=== TASK INPUTS ===

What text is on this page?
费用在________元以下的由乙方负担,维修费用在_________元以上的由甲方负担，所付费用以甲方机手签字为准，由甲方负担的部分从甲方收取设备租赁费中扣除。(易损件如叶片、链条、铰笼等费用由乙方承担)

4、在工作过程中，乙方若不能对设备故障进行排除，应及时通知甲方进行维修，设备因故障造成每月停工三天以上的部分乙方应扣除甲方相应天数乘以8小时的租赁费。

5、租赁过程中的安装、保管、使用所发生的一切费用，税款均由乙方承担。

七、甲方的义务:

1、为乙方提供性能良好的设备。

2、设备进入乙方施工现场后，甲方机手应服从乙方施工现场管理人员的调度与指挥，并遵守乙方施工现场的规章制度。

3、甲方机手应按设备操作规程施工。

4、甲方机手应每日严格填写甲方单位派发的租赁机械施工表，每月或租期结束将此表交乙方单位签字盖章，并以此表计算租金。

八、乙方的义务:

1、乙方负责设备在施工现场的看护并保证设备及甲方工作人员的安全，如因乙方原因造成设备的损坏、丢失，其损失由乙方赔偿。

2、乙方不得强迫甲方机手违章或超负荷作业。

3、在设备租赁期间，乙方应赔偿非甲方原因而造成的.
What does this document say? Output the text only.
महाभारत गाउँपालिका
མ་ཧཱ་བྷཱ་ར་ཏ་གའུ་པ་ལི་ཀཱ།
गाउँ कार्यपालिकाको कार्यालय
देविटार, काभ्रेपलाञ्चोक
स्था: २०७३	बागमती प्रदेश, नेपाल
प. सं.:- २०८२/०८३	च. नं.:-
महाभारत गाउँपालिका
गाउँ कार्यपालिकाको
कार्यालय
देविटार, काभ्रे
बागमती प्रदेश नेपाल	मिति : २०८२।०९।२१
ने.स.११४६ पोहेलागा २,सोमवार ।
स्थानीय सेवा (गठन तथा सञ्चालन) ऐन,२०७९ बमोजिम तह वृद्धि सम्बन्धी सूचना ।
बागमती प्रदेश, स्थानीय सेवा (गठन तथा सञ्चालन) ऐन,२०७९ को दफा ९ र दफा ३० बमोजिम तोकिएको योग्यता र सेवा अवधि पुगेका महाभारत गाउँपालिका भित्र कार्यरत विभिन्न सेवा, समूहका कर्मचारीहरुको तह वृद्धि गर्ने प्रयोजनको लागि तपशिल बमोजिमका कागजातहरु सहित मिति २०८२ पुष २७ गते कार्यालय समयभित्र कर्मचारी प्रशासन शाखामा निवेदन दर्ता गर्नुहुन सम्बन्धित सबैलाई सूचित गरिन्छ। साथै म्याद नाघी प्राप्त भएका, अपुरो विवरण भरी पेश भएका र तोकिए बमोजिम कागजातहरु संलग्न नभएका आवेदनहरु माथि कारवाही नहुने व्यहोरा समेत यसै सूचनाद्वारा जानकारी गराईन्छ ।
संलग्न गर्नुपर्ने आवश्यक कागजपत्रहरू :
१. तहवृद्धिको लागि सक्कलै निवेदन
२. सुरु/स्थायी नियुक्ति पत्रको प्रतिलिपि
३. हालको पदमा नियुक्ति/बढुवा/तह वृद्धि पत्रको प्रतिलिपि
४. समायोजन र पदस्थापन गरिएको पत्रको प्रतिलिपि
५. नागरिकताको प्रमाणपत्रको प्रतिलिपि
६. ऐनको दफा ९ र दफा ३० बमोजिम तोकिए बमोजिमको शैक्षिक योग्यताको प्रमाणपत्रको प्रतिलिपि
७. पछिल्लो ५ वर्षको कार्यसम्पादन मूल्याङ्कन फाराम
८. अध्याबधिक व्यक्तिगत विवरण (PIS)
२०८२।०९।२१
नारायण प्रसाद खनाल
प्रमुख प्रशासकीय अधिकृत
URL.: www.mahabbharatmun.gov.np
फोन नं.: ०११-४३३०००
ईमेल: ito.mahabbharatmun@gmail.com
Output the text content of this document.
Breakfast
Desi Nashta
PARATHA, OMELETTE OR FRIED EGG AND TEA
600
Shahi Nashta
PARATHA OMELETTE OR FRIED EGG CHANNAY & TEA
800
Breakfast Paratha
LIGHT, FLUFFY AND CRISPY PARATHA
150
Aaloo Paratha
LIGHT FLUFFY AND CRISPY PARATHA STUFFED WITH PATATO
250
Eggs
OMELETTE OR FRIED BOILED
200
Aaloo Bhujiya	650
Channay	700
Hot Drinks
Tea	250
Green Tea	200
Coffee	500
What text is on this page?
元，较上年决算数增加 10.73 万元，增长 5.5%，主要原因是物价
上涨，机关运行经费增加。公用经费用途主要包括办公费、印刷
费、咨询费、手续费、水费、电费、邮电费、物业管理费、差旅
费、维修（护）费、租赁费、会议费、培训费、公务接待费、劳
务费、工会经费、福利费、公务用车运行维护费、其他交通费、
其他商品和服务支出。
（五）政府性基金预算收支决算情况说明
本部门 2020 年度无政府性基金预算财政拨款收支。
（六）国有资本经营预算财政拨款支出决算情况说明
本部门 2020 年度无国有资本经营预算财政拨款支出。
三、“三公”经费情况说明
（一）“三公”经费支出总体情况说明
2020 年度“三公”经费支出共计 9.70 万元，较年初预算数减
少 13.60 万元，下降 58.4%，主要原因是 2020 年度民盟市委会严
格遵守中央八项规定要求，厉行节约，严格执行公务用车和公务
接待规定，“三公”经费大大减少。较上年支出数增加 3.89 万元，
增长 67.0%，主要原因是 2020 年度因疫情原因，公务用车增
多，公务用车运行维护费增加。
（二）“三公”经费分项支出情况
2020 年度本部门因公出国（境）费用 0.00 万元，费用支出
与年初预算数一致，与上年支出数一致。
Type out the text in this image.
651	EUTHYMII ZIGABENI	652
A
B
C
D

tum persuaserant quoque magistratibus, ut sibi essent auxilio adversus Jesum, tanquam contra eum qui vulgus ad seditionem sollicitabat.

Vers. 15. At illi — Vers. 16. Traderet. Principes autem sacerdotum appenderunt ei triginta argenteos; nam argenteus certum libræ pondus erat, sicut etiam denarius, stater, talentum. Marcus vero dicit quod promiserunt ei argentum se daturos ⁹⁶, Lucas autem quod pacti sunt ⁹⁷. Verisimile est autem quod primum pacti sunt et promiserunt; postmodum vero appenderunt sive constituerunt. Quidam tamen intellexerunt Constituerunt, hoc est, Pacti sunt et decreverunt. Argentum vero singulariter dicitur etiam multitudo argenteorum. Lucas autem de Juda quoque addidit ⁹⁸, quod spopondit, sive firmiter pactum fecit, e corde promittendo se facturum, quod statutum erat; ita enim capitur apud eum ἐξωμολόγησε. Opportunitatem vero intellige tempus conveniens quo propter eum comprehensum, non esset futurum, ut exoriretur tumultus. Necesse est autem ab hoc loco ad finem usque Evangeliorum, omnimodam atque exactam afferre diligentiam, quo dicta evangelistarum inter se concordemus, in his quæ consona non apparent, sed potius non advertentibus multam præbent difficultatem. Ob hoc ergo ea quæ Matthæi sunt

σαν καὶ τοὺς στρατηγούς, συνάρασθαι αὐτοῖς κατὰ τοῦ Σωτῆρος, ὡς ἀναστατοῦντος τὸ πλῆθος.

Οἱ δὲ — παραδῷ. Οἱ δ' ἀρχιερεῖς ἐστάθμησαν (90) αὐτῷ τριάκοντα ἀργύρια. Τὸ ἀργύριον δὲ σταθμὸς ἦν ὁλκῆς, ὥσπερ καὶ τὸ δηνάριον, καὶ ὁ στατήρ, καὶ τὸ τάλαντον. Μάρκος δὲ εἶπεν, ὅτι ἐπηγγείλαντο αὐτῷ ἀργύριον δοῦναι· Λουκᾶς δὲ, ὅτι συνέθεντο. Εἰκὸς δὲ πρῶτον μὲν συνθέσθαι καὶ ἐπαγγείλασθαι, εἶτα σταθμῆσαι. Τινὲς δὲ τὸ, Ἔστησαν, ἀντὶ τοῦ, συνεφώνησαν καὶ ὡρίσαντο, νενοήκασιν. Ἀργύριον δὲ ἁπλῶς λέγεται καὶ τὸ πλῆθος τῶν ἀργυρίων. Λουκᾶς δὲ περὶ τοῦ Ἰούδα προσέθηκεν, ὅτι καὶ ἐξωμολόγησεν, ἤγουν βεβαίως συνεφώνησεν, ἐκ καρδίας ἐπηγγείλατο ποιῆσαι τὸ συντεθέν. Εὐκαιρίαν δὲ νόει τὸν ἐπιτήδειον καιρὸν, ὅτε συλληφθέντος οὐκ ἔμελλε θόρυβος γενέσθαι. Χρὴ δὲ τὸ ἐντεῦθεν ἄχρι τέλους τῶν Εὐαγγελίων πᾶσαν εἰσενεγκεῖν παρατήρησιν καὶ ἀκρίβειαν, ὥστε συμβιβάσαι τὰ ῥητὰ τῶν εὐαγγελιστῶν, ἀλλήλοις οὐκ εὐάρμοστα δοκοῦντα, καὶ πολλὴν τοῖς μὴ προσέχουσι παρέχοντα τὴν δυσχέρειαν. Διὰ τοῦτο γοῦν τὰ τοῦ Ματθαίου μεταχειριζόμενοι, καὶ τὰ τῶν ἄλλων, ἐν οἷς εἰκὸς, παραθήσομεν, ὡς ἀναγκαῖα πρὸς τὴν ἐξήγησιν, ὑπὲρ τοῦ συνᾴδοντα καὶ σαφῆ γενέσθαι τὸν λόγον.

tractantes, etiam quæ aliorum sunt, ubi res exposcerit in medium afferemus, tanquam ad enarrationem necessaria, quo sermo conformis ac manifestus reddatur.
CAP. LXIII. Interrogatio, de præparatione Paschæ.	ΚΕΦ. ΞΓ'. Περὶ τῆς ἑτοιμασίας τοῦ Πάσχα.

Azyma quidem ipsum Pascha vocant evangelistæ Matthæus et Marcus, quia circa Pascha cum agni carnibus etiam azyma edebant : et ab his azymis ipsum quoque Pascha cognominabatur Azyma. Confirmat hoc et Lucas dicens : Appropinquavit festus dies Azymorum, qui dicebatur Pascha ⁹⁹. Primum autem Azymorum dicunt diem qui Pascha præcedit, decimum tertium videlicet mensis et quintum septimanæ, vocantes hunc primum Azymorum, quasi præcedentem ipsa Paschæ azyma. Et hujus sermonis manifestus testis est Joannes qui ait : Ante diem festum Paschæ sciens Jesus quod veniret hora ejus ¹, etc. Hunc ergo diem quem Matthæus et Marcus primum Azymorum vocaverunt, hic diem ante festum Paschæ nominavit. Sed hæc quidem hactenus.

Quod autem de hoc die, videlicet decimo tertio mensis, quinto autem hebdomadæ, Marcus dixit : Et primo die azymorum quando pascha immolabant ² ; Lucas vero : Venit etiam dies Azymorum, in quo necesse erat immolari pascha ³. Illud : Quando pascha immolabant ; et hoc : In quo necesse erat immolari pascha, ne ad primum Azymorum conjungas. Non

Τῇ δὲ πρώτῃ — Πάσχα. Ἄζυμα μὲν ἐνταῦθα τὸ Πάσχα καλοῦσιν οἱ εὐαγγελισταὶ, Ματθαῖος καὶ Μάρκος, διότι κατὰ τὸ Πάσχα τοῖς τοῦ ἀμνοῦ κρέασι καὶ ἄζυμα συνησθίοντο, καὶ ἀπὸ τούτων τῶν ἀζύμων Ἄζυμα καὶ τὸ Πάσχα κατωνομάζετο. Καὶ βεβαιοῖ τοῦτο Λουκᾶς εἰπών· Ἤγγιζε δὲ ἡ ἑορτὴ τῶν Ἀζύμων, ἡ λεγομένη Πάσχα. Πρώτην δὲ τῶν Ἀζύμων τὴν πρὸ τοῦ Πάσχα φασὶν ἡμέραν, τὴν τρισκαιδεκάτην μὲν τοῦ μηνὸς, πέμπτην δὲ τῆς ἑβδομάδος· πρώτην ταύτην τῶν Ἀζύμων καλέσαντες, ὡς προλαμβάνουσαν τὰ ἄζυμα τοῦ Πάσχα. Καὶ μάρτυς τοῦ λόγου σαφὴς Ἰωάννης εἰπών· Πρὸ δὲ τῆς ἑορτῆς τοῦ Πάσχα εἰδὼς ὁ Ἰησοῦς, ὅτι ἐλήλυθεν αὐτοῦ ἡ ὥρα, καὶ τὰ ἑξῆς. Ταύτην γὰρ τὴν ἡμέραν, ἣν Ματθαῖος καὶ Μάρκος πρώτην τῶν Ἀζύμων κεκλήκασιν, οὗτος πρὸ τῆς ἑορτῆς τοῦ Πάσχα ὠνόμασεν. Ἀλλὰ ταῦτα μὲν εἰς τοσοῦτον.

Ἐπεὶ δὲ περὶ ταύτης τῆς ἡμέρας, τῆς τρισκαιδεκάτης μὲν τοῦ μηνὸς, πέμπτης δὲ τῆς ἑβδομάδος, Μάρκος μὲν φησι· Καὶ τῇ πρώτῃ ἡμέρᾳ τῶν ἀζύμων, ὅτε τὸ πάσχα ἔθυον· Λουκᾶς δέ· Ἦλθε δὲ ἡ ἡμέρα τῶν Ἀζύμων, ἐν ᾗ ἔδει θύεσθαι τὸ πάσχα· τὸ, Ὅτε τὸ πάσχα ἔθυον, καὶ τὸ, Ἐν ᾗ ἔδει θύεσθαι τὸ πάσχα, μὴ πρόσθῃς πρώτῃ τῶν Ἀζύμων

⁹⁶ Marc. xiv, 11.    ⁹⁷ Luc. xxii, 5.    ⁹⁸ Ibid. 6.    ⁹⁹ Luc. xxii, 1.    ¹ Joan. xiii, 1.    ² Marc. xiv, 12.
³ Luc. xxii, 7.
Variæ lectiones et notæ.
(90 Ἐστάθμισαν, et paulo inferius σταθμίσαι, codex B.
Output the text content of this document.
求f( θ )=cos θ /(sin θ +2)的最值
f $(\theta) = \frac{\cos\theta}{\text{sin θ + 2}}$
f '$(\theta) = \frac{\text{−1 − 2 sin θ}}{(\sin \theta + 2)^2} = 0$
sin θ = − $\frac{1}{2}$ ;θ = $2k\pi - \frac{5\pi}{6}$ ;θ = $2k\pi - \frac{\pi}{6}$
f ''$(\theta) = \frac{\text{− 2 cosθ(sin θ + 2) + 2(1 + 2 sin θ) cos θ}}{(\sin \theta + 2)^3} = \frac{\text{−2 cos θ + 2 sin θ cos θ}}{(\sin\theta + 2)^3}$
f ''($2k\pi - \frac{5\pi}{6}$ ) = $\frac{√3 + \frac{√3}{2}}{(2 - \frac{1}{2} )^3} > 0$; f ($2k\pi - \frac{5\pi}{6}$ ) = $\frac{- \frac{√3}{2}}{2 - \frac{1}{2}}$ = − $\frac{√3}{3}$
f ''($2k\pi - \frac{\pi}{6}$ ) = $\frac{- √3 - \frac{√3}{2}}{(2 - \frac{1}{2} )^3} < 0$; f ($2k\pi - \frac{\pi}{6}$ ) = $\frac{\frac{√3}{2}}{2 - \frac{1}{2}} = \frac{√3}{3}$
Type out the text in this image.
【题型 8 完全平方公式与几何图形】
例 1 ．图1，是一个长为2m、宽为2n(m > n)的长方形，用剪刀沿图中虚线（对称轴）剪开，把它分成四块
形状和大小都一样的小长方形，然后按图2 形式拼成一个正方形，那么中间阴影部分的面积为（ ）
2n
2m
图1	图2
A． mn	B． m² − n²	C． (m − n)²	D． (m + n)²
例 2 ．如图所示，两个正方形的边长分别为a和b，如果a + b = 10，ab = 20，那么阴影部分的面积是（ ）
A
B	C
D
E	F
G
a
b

===

Reproduce each line of the entries in which the word "Azymorum" is found.

Azyma quidem ipsum Pascha vocant evangelistæ Matthæus et Marcus, quia circa Pascha cum agni carnibus etiam azyma edebant : et ab his azymis ipsum quoque Pascha cognominabatur Azyma. Confirmat hoc et Lucas dicens : Appropinquavit festus dies Azymorum, qui dicebatur Pascha ⁹⁹. Primum autem Azymorum dicunt diem qui Pascha præcedit, decimum tertium videlicet mensis et quintum septimanæ, vocantes hunc primum Azymorum, quasi præcedentem ipsa Paschæ azyma. Et hujus sermonis manifestus testis est Joannes qui ait : Ante diem festum Paschæ sciens Jesus quod veniret hora ejus ¹, etc. Hunc ergo diem quem Matthæus et Marcus primum Azymorum vocaverunt, hic diem ante festum Paschæ nominavit. Sed hæc quidem hactenus.
Quod autem de hoc die, videlicet decimo tertio mensis, quinto autem hebdomadæ, Marcus dixit : Et primo die azymorum quando pascha immolabant ² ; Lucas vero : Venit etiam dies Azymorum, in quo necesse erat immolari pascha ³. Illud : Quando pascha immolabant ; et hoc : In quo necesse erat immolari pascha, ne ad primum Azymorum conjungas. Non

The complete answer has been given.